[Saved entries]
BEGIN
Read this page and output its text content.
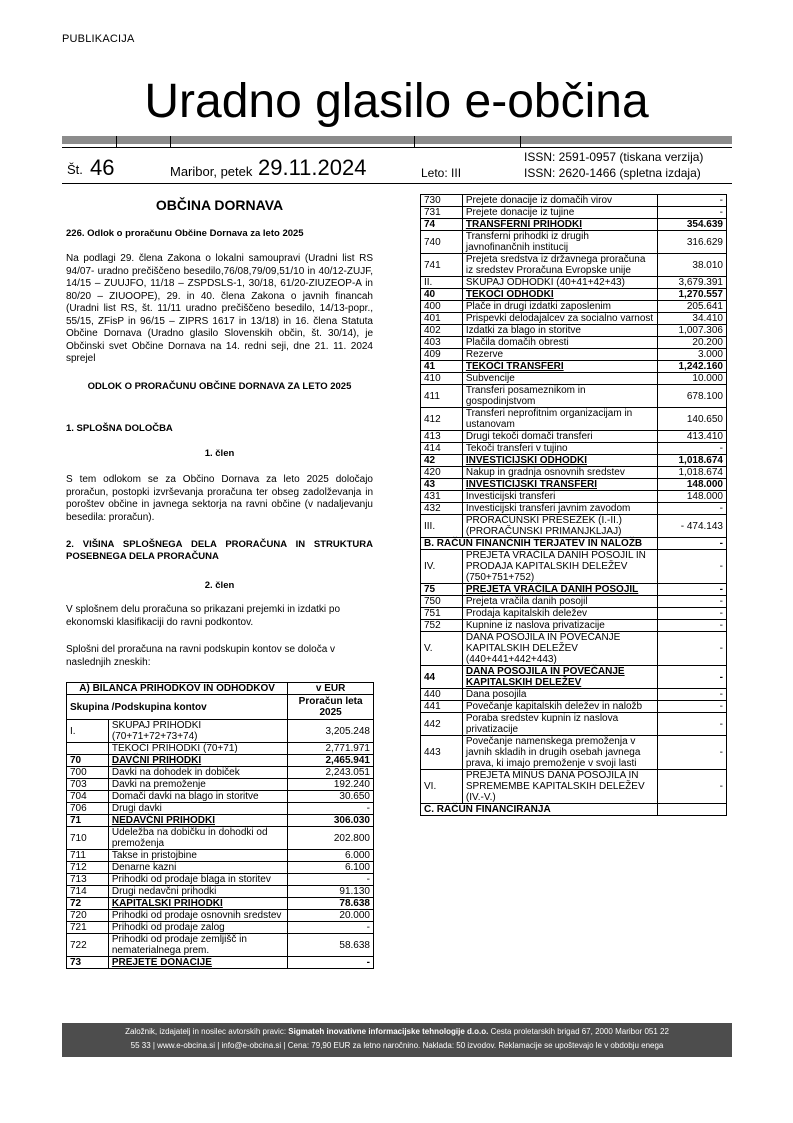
PUBLIKACIJA
Uradno glasilo e-občina
Št. 46	Maribor, petek 29.11.2024	Leto: III
ISSN: 2591-0957 (tiskana verzija)
ISSN: 2620-1466 (spletna izdaja)
OBČINA DORNAVA
226. Odlok o proračunu Občine Dornava za leto 2025
Na podlagi 29. člena Zakona o lokalni samoupravi (Uradni list RS 94/07- uradno prečiščeno besedilo,76/08,79/09,51/10 in 40/12-ZUJF, 14/15 – ZUUJFO, 11/18 – ZSPDSLS-1, 30/18, 61/20-ZIUZEOP-A in 80/20 – ZIUOOPE), 29. in 40. člena Zakona o javnih financah (Uradni list RS, št. 11/11 uradno prečiščeno besedilo, 14/13-popr., 55/15, ZFisP in 96/15 – ZIPRS 1617 in 13/18) in 16. člena Statuta Občine Dornava (Uradno glasilo Slovenskih občin, št. 30/14), je Občinski svet Občine Dornava na 14. redni seji, dne 21. 11. 2024 sprejel
ODLOK O PRORAČUNU OBČINE DORNAVA ZA LETO 2025
1. SPLOŠNA DOLOČBA
1. člen
S tem odlokom se za Občino Dornava za leto 2025 določajo proračun, postopki izvrševanja proračuna ter obseg zadolževanja in poroštev občine in javnega sektorja na ravni občine (v nadaljevanju besedila: proračun).
2. VIŠINA SPLOŠNEGA DELA PRORAČUNA IN STRUKTURA POSEBNEGA DELA PRORAČUNA
2. člen
V splošnem delu proračuna so prikazani prejemki in izdatki po ekonomski klasifikaciji do ravni podkontov.
Splošni del proračuna na ravni podskupin kontov se določa v naslednjih zneskih:
A) BILANCA PRIHODKOV IN ODHODKOV		v EUR
Skupina /Podskupina kontov		Proračun leta 2025
I.	SKUPAJ PRIHODKI (70+71+72+73+74)	3,205.248
	TEKOČI PRIHODKI (70+71)	2,771.971
70	DAVČNI PRIHODKI	2,465.941
700	Davki na dohodek in dobiček	2,243.051
703	Davki na premoženje	192.240
704	Domači davki na blago in storitve	30.650
706	Drugi davki	-
71	NEDAVČNI PRIHODKI	306.030
710	Udeležba na dobičku in dohodki od premoženja	202.800
711	Takse in pristojbine	6.000
712	Denarne kazni	6.100
713	Prihodki od prodaje blaga in storitev	-
714	Drugi nedavčni prihodki	91.130
72	KAPITALSKI PRIHODKI	78.638
720	Prihodki od prodaje osnovnih sredstev	20.000
721	Prihodki od prodaje zalog	-
722	Prihodki od prodaje zemljišč in nematerialnega prem.	58.638
73	PREJETE DONACIJE	-
730	Prejete donacije iz domačih virov	-
731	Prejete donacije iz tujine	-
74	TRANSFERNI PRIHODKI	354.639
740	Transferni prihodki iz drugih javnofinančnih institucij	316.629
741	Prejeta sredstva iz državnega proračuna iz sredstev Proračuna Evropske unije	38.010
II.	SKUPAJ ODHODKI (40+41+42+43)	3,679.391
40	TEKOČI ODHODKI	1,270.557
400	Plače in drugi izdatki zaposlenim	205.641
401	Prispevki delodajalcev za socialno varnost	34.410
402	Izdatki za blago in storitve	1,007.306
403	Plačila domačih obresti	20.200
409	Rezerve	3.000
41	TEKOČI TRANSFERI	1,242.160
410	Subvencije	10.000
411	Transferi posameznikom in gospodinjstvom	678.100
412	Transferi neprofitnim organizacijam in ustanovam	140.650
413	Drugi tekoči domači transferi	413.410
414	Tekoči transferi v tujino	-
42	INVESTICIJSKI ODHODKI	1,018.674
420	Nakup in gradnja osnovnih sredstev	1,018.674
43	INVESTICIJSKI TRANSFERI	148.000
431	Investicijski transferi	148.000
432	Investicijski transferi javnim zavodom	-
III.	PRORAČUNSKI PRESEŽEK (I.-II.) (PRORAČUNSKI PRIMANJKLJAJ)	- 474.143
B. RAČUN FINANČNIH TERJATEV IN NALOŽB		-
IV.	PREJETA VRAČILA DANIH POSOJIL IN PRODAJA KAPITALSKIH DELEŽEV (750+751+752)	-
75	PREJETA VRAČILA DANIH POSOJIL	-
750	Prejeta vračila danih posojil	-
751	Prodaja kapitalskih deležev	-
752	Kupnine iz naslova privatizacije	-
V.	DANA POSOJILA IN POVEČANJE KAPITALSKIH DELEŽEV (440+441+442+443)	-
44	DANA POSOJILA IN POVEČANJE KAPITALSKIH DELEŽEV	-
440	Dana posojila	-
441	Povečanje kapitalskih deležev in naložb	-
442	Poraba sredstev kupnin iz naslova privatizacije	-
443	Povečanje namenskega premoženja v javnih skladih in drugih osebah javnega prava, ki imajo premoženje v svoji lasti	-
VI.	PREJETA MINUS DANA POSOJILA IN SPREMEMBE KAPITALSKIH DELEŽEV (IV.-V.)	-
C. RAČUN FINANCIRANJA		
Založnik, izdajatelj in nosilec avtorskih pravic: Sigmateh inovativne informacijske tehnologije d.o.o. Cesta proletarskih brigad 67, 2000 Maribor 051 22
55 33 | www.e-obcina.si | info@e-obcina.si | Cena: 79,90 EUR za letno naročnino. Naklada: 50 izvodov. Reklamacije se upoštevajo le v obdobju enega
END
» What to produce: Repeat every record precisely. Any picture among them stays out of the copy.

» The answer:
Read this page and output its text content.
PUBLIKACIJA
Uradno glasilo e-občina
Št. 46	Maribor, petek 29.11.2024	Leto: III
ISSN: 2591-0957 (tiskana verzija)
ISSN: 2620-1466 (spletna izdaja)
OBČINA DORNAVA
226. Odlok o proračunu Občine Dornava za leto 2025
Na podlagi 29. člena Zakona o lokalni samoupravi (Uradni list RS 94/07- uradno prečiščeno besedilo,76/08,79/09,51/10 in 40/12-ZUJF, 14/15 – ZUUJFO, 11/18 – ZSPDSLS-1, 30/18, 61/20-ZIUZEOP-A in 80/20 – ZIUOOPE), 29. in 40. člena Zakona o javnih financah (Uradni list RS, št. 11/11 uradno prečiščeno besedilo, 14/13-popr., 55/15, ZFisP in 96/15 – ZIPRS 1617 in 13/18) in 16. člena Statuta Občine Dornava (Uradno glasilo Slovenskih občin, št. 30/14), je Občinski svet Občine Dornava na 14. redni seji, dne 21. 11. 2024 sprejel
ODLOK O PRORAČUNU OBČINE DORNAVA ZA LETO 2025
1. SPLOŠNA DOLOČBA
1. člen
S tem odlokom se za Občino Dornava za leto 2025 določajo proračun, postopki izvrševanja proračuna ter obseg zadolževanja in poroštev občine in javnega sektorja na ravni občine (v nadaljevanju besedila: proračun).
2. VIŠINA SPLOŠNEGA DELA PRORAČUNA IN STRUKTURA POSEBNEGA DELA PRORAČUNA
2. člen
V splošnem delu proračuna so prikazani prejemki in izdatki po ekonomski klasifikaciji do ravni podkontov.
Splošni del proračuna na ravni podskupin kontov se določa v naslednjih zneskih:
A) BILANCA PRIHODKOV IN ODHODKOV		v EUR
Skupina /Podskupina kontov		Proračun leta 2025
I.	SKUPAJ PRIHODKI (70+71+72+73+74)	3,205.248
	TEKOČI PRIHODKI (70+71)	2,771.971
70	DAVČNI PRIHODKI	2,465.941
700	Davki na dohodek in dobiček	2,243.051
703	Davki na premoženje	192.240
704	Domači davki na blago in storitve	30.650
706	Drugi davki	-
71	NEDAVČNI PRIHODKI	306.030
710	Udeležba na dobičku in dohodki od premoženja	202.800
711	Takse in pristojbine	6.000
712	Denarne kazni	6.100
713	Prihodki od prodaje blaga in storitev	-
714	Drugi nedavčni prihodki	91.130
72	KAPITALSKI PRIHODKI	78.638
720	Prihodki od prodaje osnovnih sredstev	20.000
721	Prihodki od prodaje zalog	-
722	Prihodki od prodaje zemljišč in nematerialnega prem.	58.638
73	PREJETE DONACIJE	-
730	Prejete donacije iz domačih virov	-
731	Prejete donacije iz tujine	-
74	TRANSFERNI PRIHODKI	354.639
740	Transferni prihodki iz drugih javnofinančnih institucij	316.629
741	Prejeta sredstva iz državnega proračuna iz sredstev Proračuna Evropske unije	38.010
II.	SKUPAJ ODHODKI (40+41+42+43)	3,679.391
40	TEKOČI ODHODKI	1,270.557
400	Plače in drugi izdatki zaposlenim	205.641
401	Prispevki delodajalcev za socialno varnost	34.410
402	Izdatki za blago in storitve	1,007.306
403	Plačila domačih obresti	20.200
409	Rezerve	3.000
41	TEKOČI TRANSFERI	1,242.160
410	Subvencije	10.000
411	Transferi posameznikom in gospodinjstvom	678.100
412	Transferi neprofitnim organizacijam in ustanovam	140.650
413	Drugi tekoči domači transferi	413.410
414	Tekoči transferi v tujino	-
42	INVESTICIJSKI ODHODKI	1,018.674
420	Nakup in gradnja osnovnih sredstev	1,018.674
43	INVESTICIJSKI TRANSFERI	148.000
431	Investicijski transferi	148.000
432	Investicijski transferi javnim zavodom	-
III.	PRORAČUNSKI PRESEŽEK (I.-II.) (PRORAČUNSKI PRIMANJKLJAJ)	- 474.143
B. RAČUN FINANČNIH TERJATEV IN NALOŽB		-
IV.	PREJETA VRAČILA DANIH POSOJIL IN PRODAJA KAPITALSKIH DELEŽEV (750+751+752)	-
75	PREJETA VRAČILA DANIH POSOJIL	-
750	Prejeta vračila danih posojil	-
751	Prodaja kapitalskih deležev	-
752	Kupnine iz naslova privatizacije	-
V.	DANA POSOJILA IN POVEČANJE KAPITALSKIH DELEŽEV (440+441+442+443)	-
44	DANA POSOJILA IN POVEČANJE KAPITALSKIH DELEŽEV	-
440	Dana posojila	-
441	Povečanje kapitalskih deležev in naložb	-
442	Poraba sredstev kupnin iz naslova privatizacije	-
443	Povečanje namenskega premoženja v javnih skladih in drugih osebah javnega prava, ki imajo premoženje v svoji lasti	-
VI.	PREJETA MINUS DANA POSOJILA IN SPREMEMBE KAPITALSKIH DELEŽEV (IV.-V.)	-
C. RAČUN FINANCIRANJA		
Založnik, izdajatelj in nosilec avtorskih pravic: Sigmateh inovativne informacijske tehnologije d.o.o. Cesta proletarskih brigad 67, 2000 Maribor 051 22
55 33 | www.e-obcina.si | info@e-obcina.si | Cena: 79,90 EUR za letno naročnino. Naklada: 50 izvodov. Reklamacije se upoštevajo le v obdobju enega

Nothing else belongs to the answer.